THE DATA >>
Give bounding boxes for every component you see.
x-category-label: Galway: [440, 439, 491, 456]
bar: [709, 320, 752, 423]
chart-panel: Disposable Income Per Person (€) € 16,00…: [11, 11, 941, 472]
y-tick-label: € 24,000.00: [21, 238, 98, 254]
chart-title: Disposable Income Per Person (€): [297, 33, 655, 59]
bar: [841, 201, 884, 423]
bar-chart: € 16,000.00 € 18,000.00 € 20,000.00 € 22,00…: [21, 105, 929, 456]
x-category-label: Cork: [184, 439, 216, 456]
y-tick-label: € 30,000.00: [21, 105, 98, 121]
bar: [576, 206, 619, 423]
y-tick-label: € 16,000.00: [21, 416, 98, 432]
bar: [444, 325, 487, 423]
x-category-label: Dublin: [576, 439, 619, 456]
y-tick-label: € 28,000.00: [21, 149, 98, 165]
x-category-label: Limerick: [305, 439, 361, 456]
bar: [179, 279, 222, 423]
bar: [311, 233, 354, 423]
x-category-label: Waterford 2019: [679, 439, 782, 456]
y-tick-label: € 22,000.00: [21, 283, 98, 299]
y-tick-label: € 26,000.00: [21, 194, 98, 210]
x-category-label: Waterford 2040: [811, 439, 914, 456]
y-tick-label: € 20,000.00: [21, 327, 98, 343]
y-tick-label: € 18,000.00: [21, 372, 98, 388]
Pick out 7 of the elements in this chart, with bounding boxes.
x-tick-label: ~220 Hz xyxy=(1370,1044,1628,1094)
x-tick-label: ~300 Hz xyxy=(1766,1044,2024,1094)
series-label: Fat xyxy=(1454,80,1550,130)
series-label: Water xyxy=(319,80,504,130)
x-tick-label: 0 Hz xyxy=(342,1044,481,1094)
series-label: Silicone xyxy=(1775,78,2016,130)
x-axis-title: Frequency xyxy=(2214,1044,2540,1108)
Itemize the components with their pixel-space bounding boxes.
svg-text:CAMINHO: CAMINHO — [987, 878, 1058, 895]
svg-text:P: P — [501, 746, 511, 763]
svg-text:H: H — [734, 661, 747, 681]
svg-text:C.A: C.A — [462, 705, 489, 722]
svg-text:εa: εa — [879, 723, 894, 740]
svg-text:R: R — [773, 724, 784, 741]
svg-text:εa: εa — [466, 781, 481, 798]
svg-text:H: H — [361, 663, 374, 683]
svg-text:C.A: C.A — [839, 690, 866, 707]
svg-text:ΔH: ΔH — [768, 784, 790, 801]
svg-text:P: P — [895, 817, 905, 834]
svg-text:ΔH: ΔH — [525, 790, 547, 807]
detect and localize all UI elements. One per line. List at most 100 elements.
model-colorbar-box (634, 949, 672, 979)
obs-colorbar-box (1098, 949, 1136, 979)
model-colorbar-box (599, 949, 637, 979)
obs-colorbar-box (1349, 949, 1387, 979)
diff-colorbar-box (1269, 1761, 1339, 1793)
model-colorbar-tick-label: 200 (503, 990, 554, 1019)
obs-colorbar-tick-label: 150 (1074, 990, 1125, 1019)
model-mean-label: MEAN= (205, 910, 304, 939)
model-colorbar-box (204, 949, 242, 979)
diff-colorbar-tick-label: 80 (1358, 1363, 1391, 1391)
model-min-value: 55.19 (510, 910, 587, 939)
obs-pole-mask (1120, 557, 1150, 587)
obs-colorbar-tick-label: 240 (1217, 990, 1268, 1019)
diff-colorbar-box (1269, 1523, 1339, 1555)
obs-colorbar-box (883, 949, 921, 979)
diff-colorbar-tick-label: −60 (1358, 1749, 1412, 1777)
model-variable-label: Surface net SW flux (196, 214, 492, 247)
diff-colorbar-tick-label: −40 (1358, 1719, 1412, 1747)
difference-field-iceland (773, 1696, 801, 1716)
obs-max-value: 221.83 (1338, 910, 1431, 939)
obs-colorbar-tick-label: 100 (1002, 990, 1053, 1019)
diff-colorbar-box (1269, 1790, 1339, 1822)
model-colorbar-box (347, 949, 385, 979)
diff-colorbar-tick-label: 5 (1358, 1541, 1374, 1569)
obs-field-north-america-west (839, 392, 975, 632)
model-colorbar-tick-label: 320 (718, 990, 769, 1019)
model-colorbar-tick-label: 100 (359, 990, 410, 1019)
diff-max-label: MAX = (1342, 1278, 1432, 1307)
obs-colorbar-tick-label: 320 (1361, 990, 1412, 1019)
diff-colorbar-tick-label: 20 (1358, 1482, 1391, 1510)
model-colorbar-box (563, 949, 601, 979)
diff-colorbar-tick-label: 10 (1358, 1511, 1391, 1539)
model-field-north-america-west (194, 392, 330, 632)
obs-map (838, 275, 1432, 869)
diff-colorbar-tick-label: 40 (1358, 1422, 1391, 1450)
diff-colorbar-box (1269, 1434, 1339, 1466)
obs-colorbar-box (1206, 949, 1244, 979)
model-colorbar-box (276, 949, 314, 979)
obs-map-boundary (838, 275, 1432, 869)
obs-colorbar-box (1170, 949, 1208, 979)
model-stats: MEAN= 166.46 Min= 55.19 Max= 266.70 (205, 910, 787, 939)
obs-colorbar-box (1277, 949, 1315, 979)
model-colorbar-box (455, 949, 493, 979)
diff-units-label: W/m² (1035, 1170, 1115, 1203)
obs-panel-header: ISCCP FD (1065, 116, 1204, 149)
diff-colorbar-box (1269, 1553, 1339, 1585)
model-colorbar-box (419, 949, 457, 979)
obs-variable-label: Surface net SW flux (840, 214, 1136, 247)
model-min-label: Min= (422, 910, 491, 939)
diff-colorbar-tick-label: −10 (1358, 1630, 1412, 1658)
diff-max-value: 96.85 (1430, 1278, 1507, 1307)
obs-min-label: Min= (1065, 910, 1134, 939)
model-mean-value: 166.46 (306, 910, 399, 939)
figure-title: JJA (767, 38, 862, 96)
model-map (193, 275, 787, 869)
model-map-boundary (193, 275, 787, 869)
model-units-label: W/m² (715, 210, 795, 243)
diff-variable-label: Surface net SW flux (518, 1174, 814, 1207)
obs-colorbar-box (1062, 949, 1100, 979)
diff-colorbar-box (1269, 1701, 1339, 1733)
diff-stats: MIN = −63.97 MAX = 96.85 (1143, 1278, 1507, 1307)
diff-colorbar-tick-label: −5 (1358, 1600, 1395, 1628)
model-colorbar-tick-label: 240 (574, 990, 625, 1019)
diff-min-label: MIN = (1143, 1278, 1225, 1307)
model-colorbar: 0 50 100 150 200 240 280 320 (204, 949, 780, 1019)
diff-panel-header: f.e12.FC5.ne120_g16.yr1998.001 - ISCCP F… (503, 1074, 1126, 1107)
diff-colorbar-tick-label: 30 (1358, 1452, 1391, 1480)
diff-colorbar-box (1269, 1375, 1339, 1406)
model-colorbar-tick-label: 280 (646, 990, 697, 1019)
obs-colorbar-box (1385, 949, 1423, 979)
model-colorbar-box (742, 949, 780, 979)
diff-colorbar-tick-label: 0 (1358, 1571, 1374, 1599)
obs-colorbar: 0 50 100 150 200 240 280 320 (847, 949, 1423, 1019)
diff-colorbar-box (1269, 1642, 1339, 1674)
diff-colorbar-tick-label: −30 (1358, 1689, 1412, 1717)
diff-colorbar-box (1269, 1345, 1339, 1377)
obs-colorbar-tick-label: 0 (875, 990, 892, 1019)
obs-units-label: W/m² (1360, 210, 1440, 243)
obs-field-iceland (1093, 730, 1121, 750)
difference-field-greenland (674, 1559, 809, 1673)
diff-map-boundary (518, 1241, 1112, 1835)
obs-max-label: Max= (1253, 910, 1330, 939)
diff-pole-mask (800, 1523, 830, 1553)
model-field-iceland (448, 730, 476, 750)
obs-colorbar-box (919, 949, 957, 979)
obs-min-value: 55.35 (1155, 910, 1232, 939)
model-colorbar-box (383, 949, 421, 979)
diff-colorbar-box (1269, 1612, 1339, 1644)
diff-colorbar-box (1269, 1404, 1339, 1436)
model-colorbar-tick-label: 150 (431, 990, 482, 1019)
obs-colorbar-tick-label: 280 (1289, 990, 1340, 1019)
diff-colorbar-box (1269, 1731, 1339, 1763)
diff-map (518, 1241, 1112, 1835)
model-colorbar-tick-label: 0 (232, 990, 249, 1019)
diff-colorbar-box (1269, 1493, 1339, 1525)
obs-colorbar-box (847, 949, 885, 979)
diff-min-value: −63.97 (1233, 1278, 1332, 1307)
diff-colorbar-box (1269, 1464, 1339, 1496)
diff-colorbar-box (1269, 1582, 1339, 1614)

OBJECTIVE >>
Quote the listing from its first line down to and including the line with "x-tick-label: ~220 Hz", keeping every character unchanged.

EXERCISE OUTPUT >>
Give bounding boxes for every component you see.
x-category-label: Galway: [440, 439, 491, 456]
bar: [709, 320, 752, 423]
chart-panel: Disposable Income Per Person (€) € 16,00…: [11, 11, 941, 472]
y-tick-label: € 24,000.00: [21, 238, 98, 254]
chart-title: Disposable Income Per Person (€): [297, 33, 655, 59]
bar: [841, 201, 884, 423]
bar-chart: € 16,000.00 € 18,000.00 € 20,000.00 € 22,00…: [21, 105, 929, 456]
x-category-label: Cork: [184, 439, 216, 456]
y-tick-label: € 30,000.00: [21, 105, 98, 121]
bar: [576, 206, 619, 423]
y-tick-label: € 16,000.00: [21, 416, 98, 432]
bar: [444, 325, 487, 423]
x-category-label: Dublin: [576, 439, 619, 456]
y-tick-label: € 28,000.00: [21, 149, 98, 165]
x-category-label: Limerick: [305, 439, 361, 456]
bar: [179, 279, 222, 423]
bar: [311, 233, 354, 423]
x-category-label: Waterford 2019: [679, 439, 782, 456]
y-tick-label: € 22,000.00: [21, 283, 98, 299]
y-tick-label: € 26,000.00: [21, 194, 98, 210]
x-category-label: Waterford 2040: [811, 439, 914, 456]
y-tick-label: € 20,000.00: [21, 327, 98, 343]
y-tick-label: € 18,000.00: [21, 372, 98, 388]
Pick out 7 of the elements in this chart, with bounding boxes.
x-tick-label: ~220 Hz xyxy=(1370,1044,1628,1094)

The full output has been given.